## AIM
Each line of the listing that contains the word "rycker" is to be copied.
[START EXCERPTED DATA]
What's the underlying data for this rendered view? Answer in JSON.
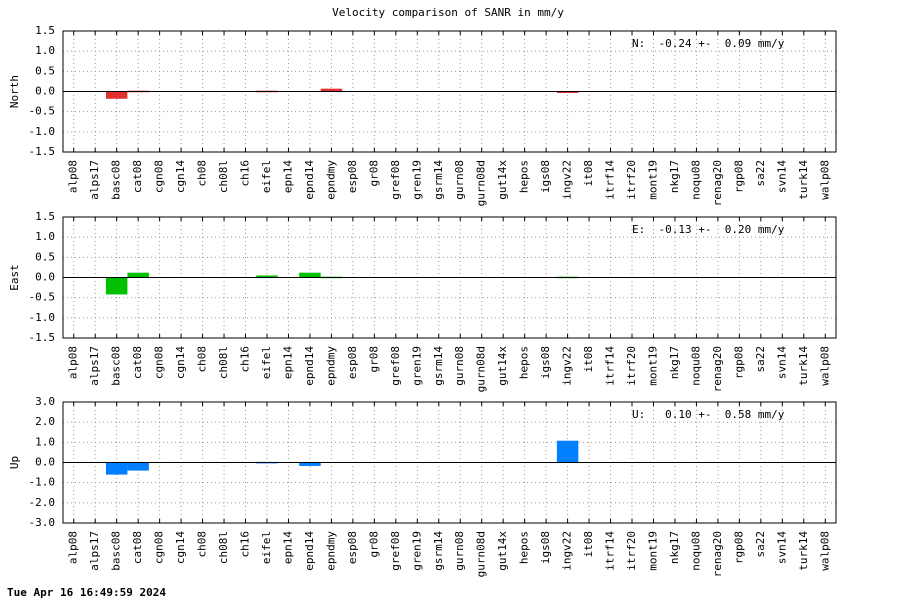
{
  "title": "Velocity comparison of SANR in mm/y",
  "footer": "Tue Apr 16 16:49:59 2024",
  "chart_data": [
    {
      "type": "bar",
      "ylabel": "North",
      "annotation": "N:  -0.24 +-  0.09 mm/y",
      "color": "#e03030",
      "categories": [
        "alp08",
        "alps17",
        "basc08",
        "cat08",
        "cgn08",
        "cgn14",
        "ch08",
        "ch08l",
        "ch16",
        "eifel",
        "epn14",
        "epnd14",
        "epndmy",
        "esp08",
        "gr08",
        "gref08",
        "gren19",
        "gsrm14",
        "gurn08",
        "gurn08d",
        "gut14x",
        "hepos",
        "igs08",
        "ingv22",
        "it08",
        "itrf14",
        "itrf20",
        "mont19",
        "nkg17",
        "noqu08",
        "renag20",
        "rgp08",
        "sa22",
        "svn14",
        "turk14",
        "walp08"
      ],
      "values": [
        null,
        null,
        -0.18,
        0.02,
        null,
        null,
        null,
        null,
        null,
        0.02,
        null,
        null,
        0.07,
        null,
        null,
        null,
        null,
        null,
        null,
        null,
        null,
        null,
        null,
        -0.03,
        null,
        null,
        null,
        null,
        null,
        null,
        null,
        null,
        null,
        null,
        null,
        null
      ],
      "ylim": [
        -1.5,
        1.5
      ],
      "yticks": [
        {
          "value": 1.5,
          "label": "1.5"
        },
        {
          "value": 1,
          "label": "1.0"
        },
        {
          "value": 0.5,
          "label": "0.5"
        },
        {
          "value": 0,
          "label": "0.0"
        },
        {
          "value": -0.5,
          "label": "-0.5"
        },
        {
          "value": -1,
          "label": "-1.0"
        },
        {
          "value": -1.5,
          "label": "-1.5"
        }
      ],
      "grid": true
    },
    {
      "type": "bar",
      "ylabel": "East",
      "annotation": "E:  -0.13 +-  0.20 mm/y",
      "color": "#00c000",
      "categories": [
        "alp08",
        "alps17",
        "basc08",
        "cat08",
        "cgn08",
        "cgn14",
        "ch08",
        "ch08l",
        "ch16",
        "eifel",
        "epn14",
        "epnd14",
        "epndmy",
        "esp08",
        "gr08",
        "gref08",
        "gren19",
        "gsrm14",
        "gurn08",
        "gurn08d",
        "gut14x",
        "hepos",
        "igs08",
        "ingv22",
        "it08",
        "itrf14",
        "itrf20",
        "mont19",
        "nkg17",
        "noqu08",
        "renag20",
        "rgp08",
        "sa22",
        "svn14",
        "turk14",
        "walp08"
      ],
      "values": [
        null,
        null,
        -0.42,
        0.12,
        null,
        null,
        null,
        null,
        null,
        0.05,
        null,
        0.12,
        0.02,
        null,
        null,
        null,
        null,
        null,
        null,
        null,
        null,
        null,
        null,
        0.02,
        null,
        null,
        null,
        null,
        null,
        null,
        null,
        null,
        null,
        null,
        null,
        null
      ],
      "ylim": [
        -1.5,
        1.5
      ],
      "yticks": [
        {
          "value": 1.5,
          "label": "1.5"
        },
        {
          "value": 1,
          "label": "1.0"
        },
        {
          "value": 0.5,
          "label": "0.5"
        },
        {
          "value": 0,
          "label": "0.0"
        },
        {
          "value": -0.5,
          "label": "-0.5"
        },
        {
          "value": -1,
          "label": "-1.0"
        },
        {
          "value": -1.5,
          "label": "-1.5"
        }
      ],
      "grid": true
    },
    {
      "type": "bar",
      "ylabel": "Up",
      "annotation": "U:   0.10 +-  0.58 mm/y",
      "color": "#0080ff",
      "categories": [
        "alp08",
        "alps17",
        "basc08",
        "cat08",
        "cgn08",
        "cgn14",
        "ch08",
        "ch08l",
        "ch16",
        "eifel",
        "epn14",
        "epnd14",
        "epndmy",
        "esp08",
        "gr08",
        "gref08",
        "gren19",
        "gsrm14",
        "gurn08",
        "gurn08d",
        "gut14x",
        "hepos",
        "igs08",
        "ingv22",
        "it08",
        "itrf14",
        "itrf20",
        "mont19",
        "nkg17",
        "noqu08",
        "renag20",
        "rgp08",
        "sa22",
        "svn14",
        "turk14",
        "walp08"
      ],
      "values": [
        null,
        null,
        -0.6,
        -0.4,
        null,
        null,
        null,
        null,
        null,
        0.03,
        null,
        -0.17,
        null,
        null,
        null,
        null,
        null,
        null,
        null,
        null,
        null,
        null,
        null,
        1.08,
        null,
        null,
        null,
        null,
        null,
        null,
        null,
        null,
        null,
        null,
        null,
        null
      ],
      "ylim": [
        -3,
        3
      ],
      "yticks": [
        {
          "value": 3,
          "label": "3.0"
        },
        {
          "value": 2,
          "label": "2.0"
        },
        {
          "value": 1,
          "label": "1.0"
        },
        {
          "value": 0,
          "label": "0.0"
        },
        {
          "value": -1,
          "label": "-1.0"
        },
        {
          "value": -2,
          "label": "-2.0"
        },
        {
          "value": -3,
          "label": "-3.0"
        }
      ],
      "grid": true
    }
  ]
}
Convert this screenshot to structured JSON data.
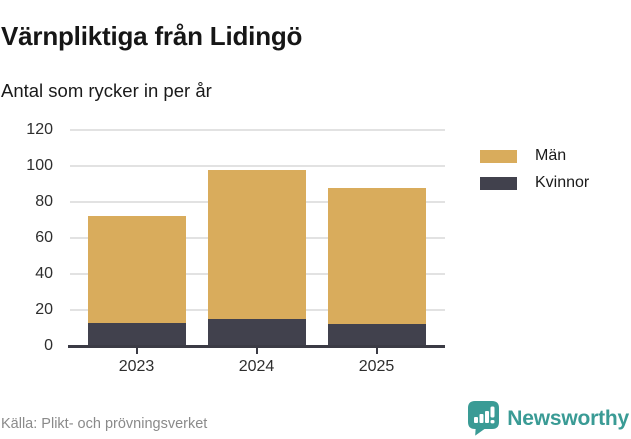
{
  "title": "Värnpliktiga från Lidingö",
  "subtitle": "Antal som rycker in per år",
  "source": "Källa: Plikt- och prövningsverket",
  "brand": {
    "name": "Newsworthy",
    "logo_icon": "bar-chart-speech-bubble-icon"
  },
  "colors": {
    "man_bar": "#d9ac5c",
    "kvinnor_bar": "#41414d",
    "gridline": "#e2e2e2",
    "axis": "#3b3b45",
    "tick_label": "#2e2e2e",
    "source_text": "#8a8a8a",
    "brand_teal": "#3a9b95",
    "background": "#ffffff"
  },
  "chart_data": {
    "type": "bar",
    "stacked": true,
    "title": "Värnpliktiga från Lidingö",
    "subtitle": "Antal som rycker in per år",
    "source": "Källa: Plikt- och prövningsverket",
    "categories": [
      "2023",
      "2024",
      "2025"
    ],
    "series": [
      {
        "name": "Män",
        "color": "#d9ac5c",
        "values": [
          59,
          83,
          76
        ]
      },
      {
        "name": "Kvinnor",
        "color": "#41414d",
        "values": [
          13,
          15,
          12
        ]
      }
    ],
    "totals": [
      72,
      98,
      88
    ],
    "xlabel": "",
    "ylabel": "",
    "ylim": [
      0,
      120
    ],
    "ytick_interval": 20,
    "yticks": [
      0,
      20,
      40,
      60,
      80,
      100,
      120
    ],
    "grid": "horizontal",
    "legend_position": "right"
  }
}
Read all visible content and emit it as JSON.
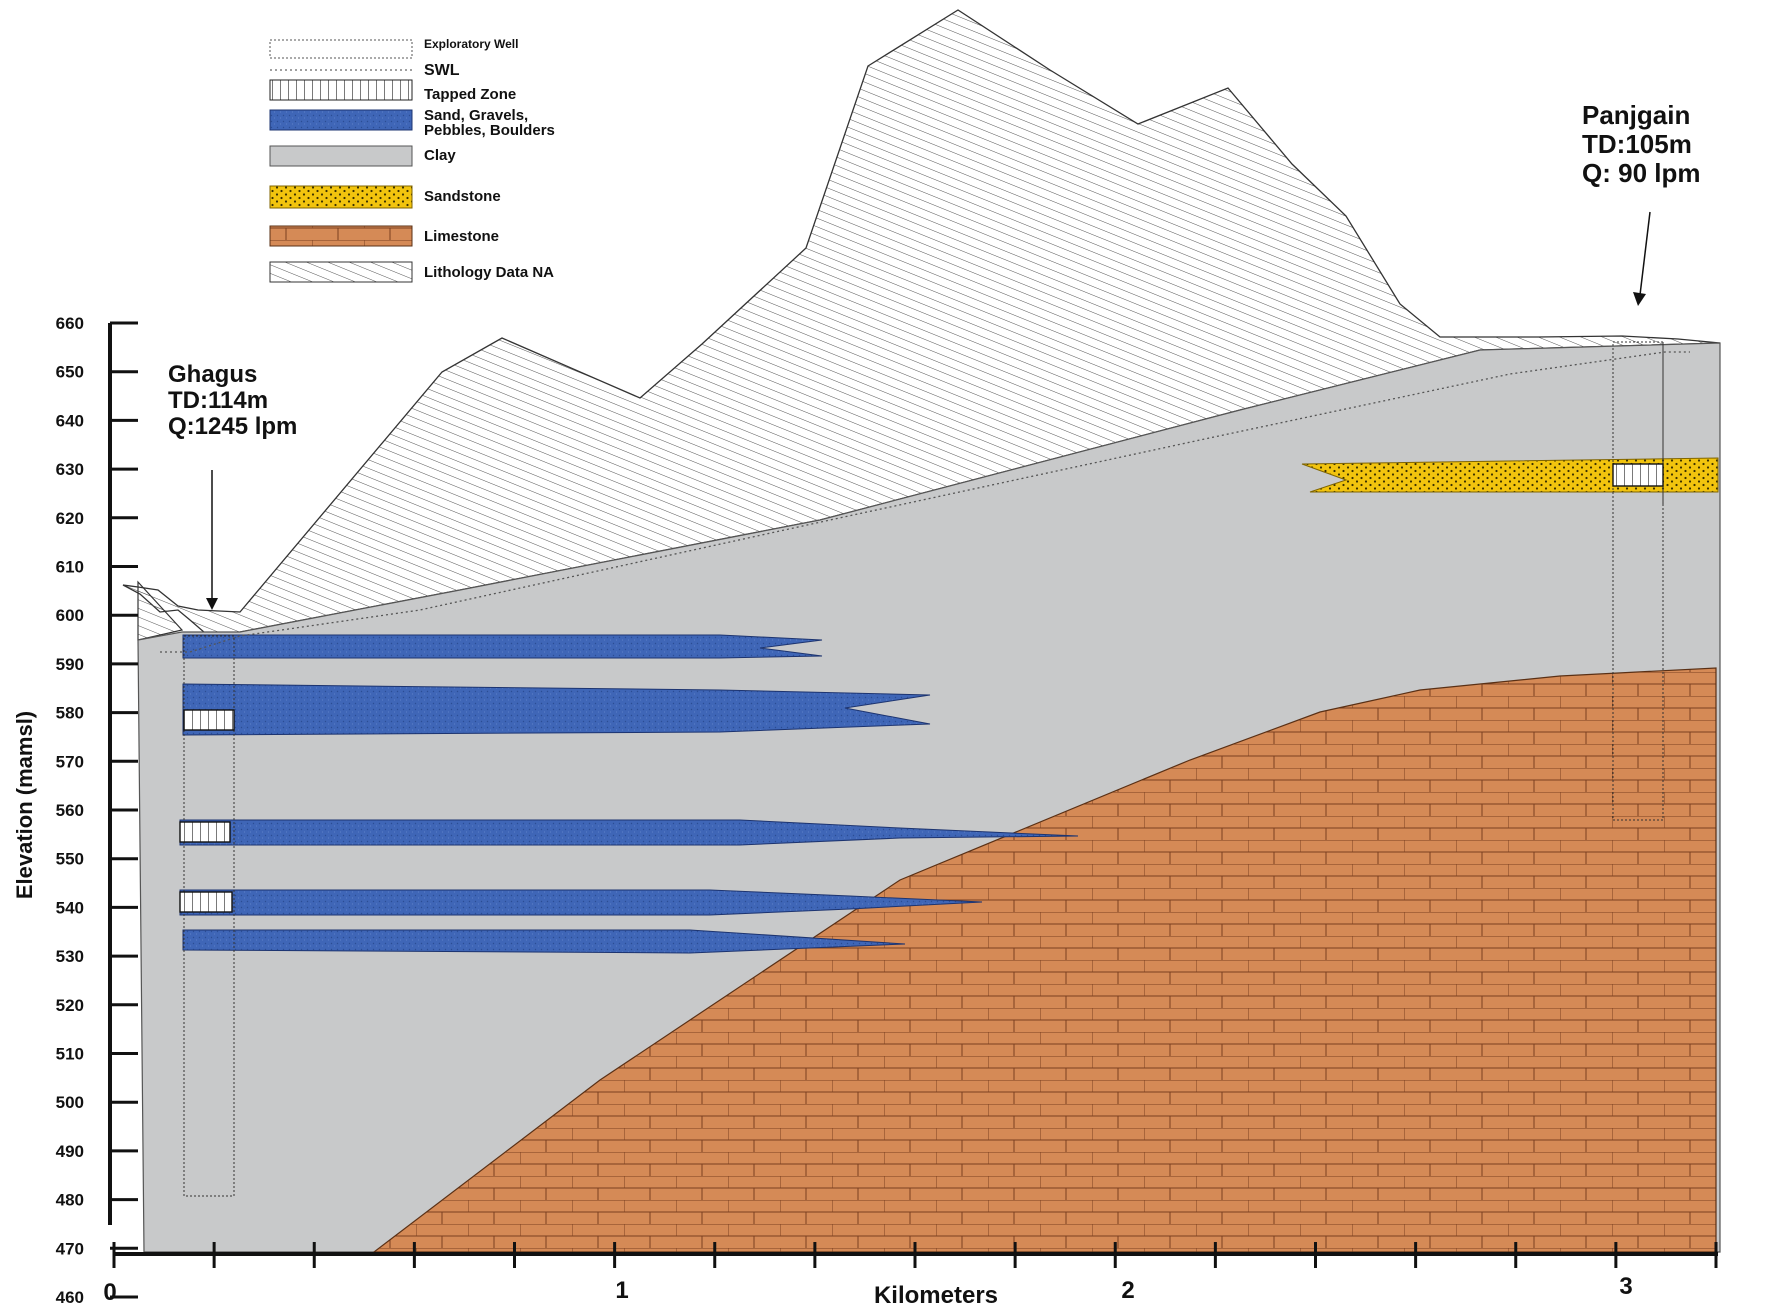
{
  "legend": {
    "exploratory_well": "Exploratory Well",
    "swl": "SWL",
    "tapped_zone": "Tapped Zone",
    "sand_line1": "Sand, Gravels,",
    "sand_line2": "Pebbles, Boulders",
    "clay": "Clay",
    "sandstone": "Sandstone",
    "limestone": "Limestone",
    "lithology_na": "Lithology Data NA"
  },
  "wells": {
    "ghagus": {
      "name": "Ghagus",
      "td": "TD:114m",
      "q": "Q:1245 lpm"
    },
    "panjgain": {
      "name": "Panjgain",
      "td": "TD:105m",
      "q": "Q: 90 lpm"
    }
  },
  "axes": {
    "y_label": "Elevation (mamsl)",
    "x_label": "Kilometers",
    "y_ticks": [
      "660",
      "650",
      "640",
      "630",
      "620",
      "610",
      "600",
      "590",
      "580",
      "570",
      "560",
      "550",
      "540",
      "530",
      "520",
      "510",
      "500",
      "490",
      "480",
      "470",
      "460"
    ],
    "x_ticks": [
      "0",
      "1",
      "2",
      "3"
    ]
  },
  "colors": {
    "clay": "#c8c9ca",
    "sand": "#3f66b7",
    "sandstone": "#f2c40e",
    "limestone": "#d58a56",
    "hatch": "#444444"
  }
}
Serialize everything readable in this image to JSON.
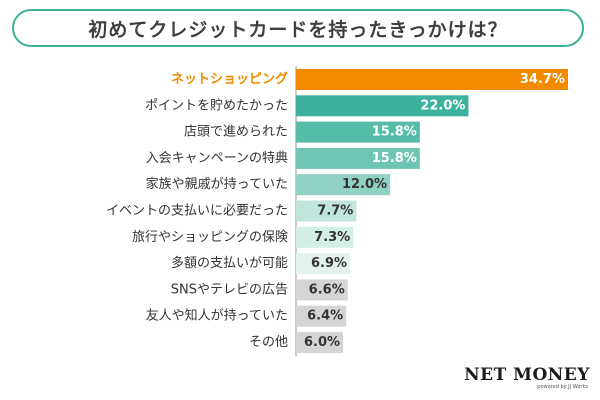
{
  "chart_data": {
    "type": "bar",
    "orientation": "horizontal",
    "title": "初めてクレジットカードを持ったきっかけは？",
    "categories": [
      "ネットショッピング",
      "ポイントを貯めたかった",
      "店頭で進められた",
      "入会キャンペーンの特典",
      "家族や親戚が持っていた",
      "イベントの支払いに必要だった",
      "旅行やショッピングの保険",
      "多額の支払いが可能",
      "SNSやテレビの広告",
      "友人や知人が持っていた",
      "その他"
    ],
    "values": [
      34.7,
      22.0,
      15.8,
      15.8,
      12.0,
      7.7,
      7.3,
      6.9,
      6.6,
      6.4,
      6.0
    ],
    "value_labels": [
      "34.7%",
      "22.0%",
      "15.8%",
      "15.8%",
      "12.0%",
      "7.7%",
      "7.3%",
      "6.9%",
      "6.6%",
      "6.4%",
      "6.0%"
    ],
    "highlight_label_color": "#f28a00",
    "colors": [
      "#f28a00",
      "#3cb19c",
      "#55bca7",
      "#6ec5b3",
      "#8fd1c2",
      "#bfe5dc",
      "#d3ede7",
      "#e4f2ee",
      "#d5d5d5",
      "#d5d5d5",
      "#d5d5d5"
    ],
    "label_colors": [
      "#ffffff",
      "#ffffff",
      "#ffffff",
      "#ffffff",
      "#333333",
      "#333333",
      "#333333",
      "#333333",
      "#333333",
      "#333333",
      "#333333"
    ],
    "xlim": [
      0,
      34.7
    ],
    "axis_color": "#999999",
    "text_color": "#333333"
  },
  "logo": {
    "main": "NET MONEY",
    "sub": "powered by JJ Works"
  }
}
[END EXCERPTED DATA]
## ANSWER IN FULL
  "subtitle": "Antal som rycker in per år",
    "subtitle": "Antal som rycker in per år",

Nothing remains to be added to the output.